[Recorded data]

.....

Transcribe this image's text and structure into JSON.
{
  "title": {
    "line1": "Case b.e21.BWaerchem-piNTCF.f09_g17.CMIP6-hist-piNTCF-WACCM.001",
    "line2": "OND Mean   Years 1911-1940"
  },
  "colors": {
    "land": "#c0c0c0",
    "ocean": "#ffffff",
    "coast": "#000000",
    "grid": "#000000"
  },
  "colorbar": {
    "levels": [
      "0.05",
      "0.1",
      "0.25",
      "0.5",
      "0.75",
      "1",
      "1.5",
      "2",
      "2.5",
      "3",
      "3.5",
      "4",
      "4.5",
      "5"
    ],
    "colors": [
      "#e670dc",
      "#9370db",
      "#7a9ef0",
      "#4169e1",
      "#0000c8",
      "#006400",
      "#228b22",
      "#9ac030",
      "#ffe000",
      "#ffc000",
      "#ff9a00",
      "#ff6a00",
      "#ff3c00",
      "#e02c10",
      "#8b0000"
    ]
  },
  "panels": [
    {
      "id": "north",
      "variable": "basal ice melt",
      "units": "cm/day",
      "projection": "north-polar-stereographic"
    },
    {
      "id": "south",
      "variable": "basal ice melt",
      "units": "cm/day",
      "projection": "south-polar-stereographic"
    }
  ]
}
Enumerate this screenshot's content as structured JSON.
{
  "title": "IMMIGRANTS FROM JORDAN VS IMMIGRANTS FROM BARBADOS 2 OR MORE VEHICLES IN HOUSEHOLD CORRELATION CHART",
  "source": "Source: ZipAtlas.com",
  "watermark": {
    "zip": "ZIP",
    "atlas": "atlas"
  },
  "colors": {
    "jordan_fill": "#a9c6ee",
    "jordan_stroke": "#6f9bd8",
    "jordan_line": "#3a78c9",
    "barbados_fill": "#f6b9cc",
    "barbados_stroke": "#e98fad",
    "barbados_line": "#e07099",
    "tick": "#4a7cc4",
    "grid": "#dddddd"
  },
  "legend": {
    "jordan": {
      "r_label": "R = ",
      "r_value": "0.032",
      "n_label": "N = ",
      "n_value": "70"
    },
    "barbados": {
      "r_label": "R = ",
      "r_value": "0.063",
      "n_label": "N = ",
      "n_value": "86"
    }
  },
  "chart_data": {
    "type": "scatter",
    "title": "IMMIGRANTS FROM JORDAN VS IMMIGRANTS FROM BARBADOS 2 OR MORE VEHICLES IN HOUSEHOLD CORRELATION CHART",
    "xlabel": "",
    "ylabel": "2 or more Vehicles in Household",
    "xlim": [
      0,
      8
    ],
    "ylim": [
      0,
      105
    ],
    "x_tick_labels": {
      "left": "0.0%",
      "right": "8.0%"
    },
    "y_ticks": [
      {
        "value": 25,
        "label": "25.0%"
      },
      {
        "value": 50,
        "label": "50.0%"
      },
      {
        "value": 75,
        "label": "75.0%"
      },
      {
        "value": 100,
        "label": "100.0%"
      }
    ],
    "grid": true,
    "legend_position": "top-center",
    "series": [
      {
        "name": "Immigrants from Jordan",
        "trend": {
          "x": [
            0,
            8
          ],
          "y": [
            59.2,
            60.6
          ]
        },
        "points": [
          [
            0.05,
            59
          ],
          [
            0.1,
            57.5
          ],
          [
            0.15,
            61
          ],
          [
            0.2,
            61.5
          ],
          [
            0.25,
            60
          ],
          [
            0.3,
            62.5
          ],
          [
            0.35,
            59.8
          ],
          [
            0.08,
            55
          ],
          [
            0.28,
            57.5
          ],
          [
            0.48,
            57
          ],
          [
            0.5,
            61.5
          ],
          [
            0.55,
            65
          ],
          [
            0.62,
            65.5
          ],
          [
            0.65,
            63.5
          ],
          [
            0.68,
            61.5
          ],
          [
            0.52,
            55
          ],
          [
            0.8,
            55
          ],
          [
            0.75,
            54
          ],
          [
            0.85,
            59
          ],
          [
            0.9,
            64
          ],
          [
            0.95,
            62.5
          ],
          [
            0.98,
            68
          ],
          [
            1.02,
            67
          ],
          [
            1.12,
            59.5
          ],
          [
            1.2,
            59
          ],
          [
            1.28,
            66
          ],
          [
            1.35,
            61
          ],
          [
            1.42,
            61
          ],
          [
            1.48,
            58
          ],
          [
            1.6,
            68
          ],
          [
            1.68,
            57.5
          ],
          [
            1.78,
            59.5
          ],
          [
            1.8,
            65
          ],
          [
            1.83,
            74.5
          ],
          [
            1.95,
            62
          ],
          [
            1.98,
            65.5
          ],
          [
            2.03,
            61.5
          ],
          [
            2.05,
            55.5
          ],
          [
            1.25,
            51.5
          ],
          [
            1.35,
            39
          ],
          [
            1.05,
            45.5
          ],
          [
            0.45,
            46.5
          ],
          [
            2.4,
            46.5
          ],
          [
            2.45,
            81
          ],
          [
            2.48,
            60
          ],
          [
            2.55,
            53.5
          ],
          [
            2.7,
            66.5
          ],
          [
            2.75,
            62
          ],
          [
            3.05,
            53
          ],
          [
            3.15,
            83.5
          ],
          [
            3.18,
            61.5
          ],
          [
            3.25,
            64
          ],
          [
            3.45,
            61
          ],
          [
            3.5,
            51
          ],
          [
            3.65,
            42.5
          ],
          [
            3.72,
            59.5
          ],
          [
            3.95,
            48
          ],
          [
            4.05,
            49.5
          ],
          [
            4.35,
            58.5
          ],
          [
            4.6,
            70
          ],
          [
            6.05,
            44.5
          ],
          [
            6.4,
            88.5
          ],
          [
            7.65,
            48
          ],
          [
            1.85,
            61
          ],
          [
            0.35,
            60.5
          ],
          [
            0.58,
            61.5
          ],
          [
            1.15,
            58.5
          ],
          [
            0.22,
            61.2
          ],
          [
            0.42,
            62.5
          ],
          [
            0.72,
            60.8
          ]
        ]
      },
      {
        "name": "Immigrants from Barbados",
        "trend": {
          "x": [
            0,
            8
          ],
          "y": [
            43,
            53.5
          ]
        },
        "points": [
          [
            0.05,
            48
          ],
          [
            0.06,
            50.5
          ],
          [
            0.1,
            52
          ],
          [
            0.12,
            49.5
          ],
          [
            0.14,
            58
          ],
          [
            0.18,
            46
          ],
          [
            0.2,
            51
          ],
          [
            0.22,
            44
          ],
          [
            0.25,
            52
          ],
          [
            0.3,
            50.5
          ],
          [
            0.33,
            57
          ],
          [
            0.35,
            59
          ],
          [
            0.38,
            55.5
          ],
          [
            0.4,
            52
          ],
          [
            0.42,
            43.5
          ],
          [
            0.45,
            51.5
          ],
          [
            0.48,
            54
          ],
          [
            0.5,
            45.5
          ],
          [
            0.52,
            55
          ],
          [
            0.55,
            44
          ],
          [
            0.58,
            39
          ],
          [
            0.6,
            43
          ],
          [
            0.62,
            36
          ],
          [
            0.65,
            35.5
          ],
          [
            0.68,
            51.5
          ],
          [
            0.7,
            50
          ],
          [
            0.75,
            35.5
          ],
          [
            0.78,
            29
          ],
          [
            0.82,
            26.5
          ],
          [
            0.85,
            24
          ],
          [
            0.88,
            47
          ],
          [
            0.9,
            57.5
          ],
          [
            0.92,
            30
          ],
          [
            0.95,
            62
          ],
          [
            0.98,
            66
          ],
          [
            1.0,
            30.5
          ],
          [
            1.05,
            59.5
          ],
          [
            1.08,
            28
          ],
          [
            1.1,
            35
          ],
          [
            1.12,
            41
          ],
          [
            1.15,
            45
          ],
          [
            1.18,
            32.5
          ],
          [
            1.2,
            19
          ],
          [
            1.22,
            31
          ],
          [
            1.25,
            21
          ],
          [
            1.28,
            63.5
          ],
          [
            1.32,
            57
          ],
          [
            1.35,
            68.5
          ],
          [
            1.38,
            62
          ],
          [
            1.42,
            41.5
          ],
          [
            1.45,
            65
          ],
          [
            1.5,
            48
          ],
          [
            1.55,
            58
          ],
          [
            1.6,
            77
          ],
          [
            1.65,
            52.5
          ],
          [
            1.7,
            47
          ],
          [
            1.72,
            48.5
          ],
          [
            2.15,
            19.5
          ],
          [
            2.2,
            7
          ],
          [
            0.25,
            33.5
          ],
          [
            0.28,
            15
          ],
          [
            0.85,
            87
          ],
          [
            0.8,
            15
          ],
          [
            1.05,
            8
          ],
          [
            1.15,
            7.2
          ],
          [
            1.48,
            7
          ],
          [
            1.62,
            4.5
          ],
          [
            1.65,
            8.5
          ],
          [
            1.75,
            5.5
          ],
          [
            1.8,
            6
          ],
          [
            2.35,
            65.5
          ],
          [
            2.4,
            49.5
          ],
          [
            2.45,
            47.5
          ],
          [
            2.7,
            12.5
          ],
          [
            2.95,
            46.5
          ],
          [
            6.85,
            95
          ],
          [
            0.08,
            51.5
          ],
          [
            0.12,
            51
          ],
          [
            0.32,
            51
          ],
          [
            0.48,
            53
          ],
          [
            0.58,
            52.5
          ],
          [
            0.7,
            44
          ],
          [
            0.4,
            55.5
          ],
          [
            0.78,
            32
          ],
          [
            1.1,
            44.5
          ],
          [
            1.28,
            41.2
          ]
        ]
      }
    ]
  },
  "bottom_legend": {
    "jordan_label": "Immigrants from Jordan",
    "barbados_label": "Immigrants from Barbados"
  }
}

.....

WHAT NEEDS TO BE DONE:
Look for the word "polar" in every line of the listing and copy the lines that have it.

WRITTEN RESPONSE:
      "projection": "north-polar-stereographic"
      "projection": "south-polar-stereographic"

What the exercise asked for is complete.